• What you need to do:
Wherever pictures occur in the entries below, leave them out and retype the rest exactly.

Entries from a page text collection
*** Block opens ***
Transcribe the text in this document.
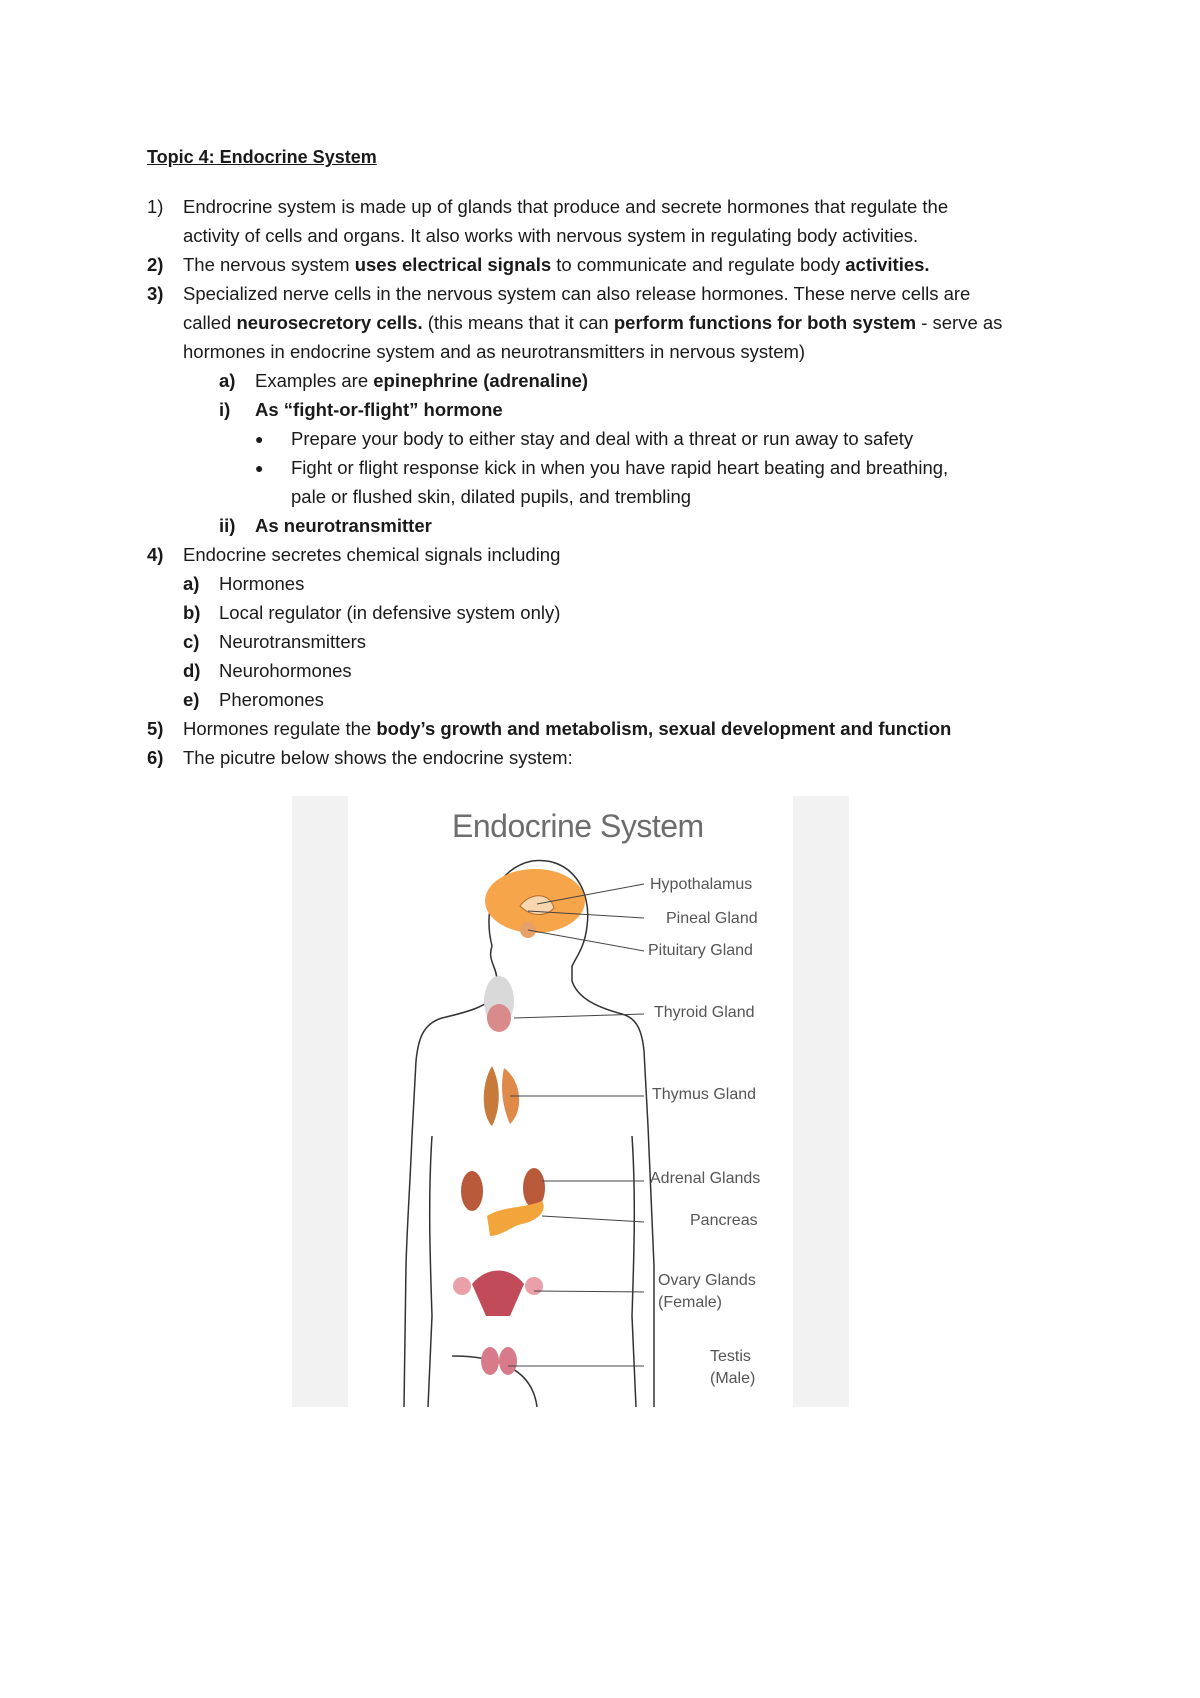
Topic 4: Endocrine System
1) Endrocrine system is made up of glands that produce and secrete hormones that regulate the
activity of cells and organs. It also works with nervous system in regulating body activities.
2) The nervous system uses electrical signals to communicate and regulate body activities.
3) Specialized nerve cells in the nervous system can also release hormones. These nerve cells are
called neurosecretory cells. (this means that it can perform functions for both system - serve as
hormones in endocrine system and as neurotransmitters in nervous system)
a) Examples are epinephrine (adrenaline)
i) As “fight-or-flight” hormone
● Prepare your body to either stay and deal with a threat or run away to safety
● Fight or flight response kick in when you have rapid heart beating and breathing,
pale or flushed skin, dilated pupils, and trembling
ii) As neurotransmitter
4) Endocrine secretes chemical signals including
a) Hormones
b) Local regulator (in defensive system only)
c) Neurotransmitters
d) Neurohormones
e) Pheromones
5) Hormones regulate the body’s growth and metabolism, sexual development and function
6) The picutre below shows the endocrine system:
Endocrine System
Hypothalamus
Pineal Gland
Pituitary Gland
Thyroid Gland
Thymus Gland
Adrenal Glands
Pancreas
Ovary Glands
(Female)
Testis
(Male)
*** Block closes ***
• Exercise result:
Transcribe the text in this document.
Topic 4: Endocrine System
1) Endrocrine system is made up of glands that produce and secrete hormones that regulate the
activity of cells and organs. It also works with nervous system in regulating body activities.
2) The nervous system uses electrical signals to communicate and regulate body activities.
3) Specialized nerve cells in the nervous system can also release hormones. These nerve cells are
called neurosecretory cells. (this means that it can perform functions for both system - serve as
hormones in endocrine system and as neurotransmitters in nervous system)
a) Examples are epinephrine (adrenaline)
i) As “fight-or-flight” hormone
● Prepare your body to either stay and deal with a threat or run away to safety
● Fight or flight response kick in when you have rapid heart beating and breathing,
pale or flushed skin, dilated pupils, and trembling
ii) As neurotransmitter
4) Endocrine secretes chemical signals including
a) Hormones
b) Local regulator (in defensive system only)
c) Neurotransmitters
d) Neurohormones
e) Pheromones
5) Hormones regulate the body’s growth and metabolism, sexual development and function
6) The picutre below shows the endocrine system:
Endocrine System
Hypothalamus
Pineal Gland
Pituitary Gland
Thyroid Gland
Thymus Gland
Adrenal Glands
Pancreas
Ovary Glands
(Female)
Testis
(Male)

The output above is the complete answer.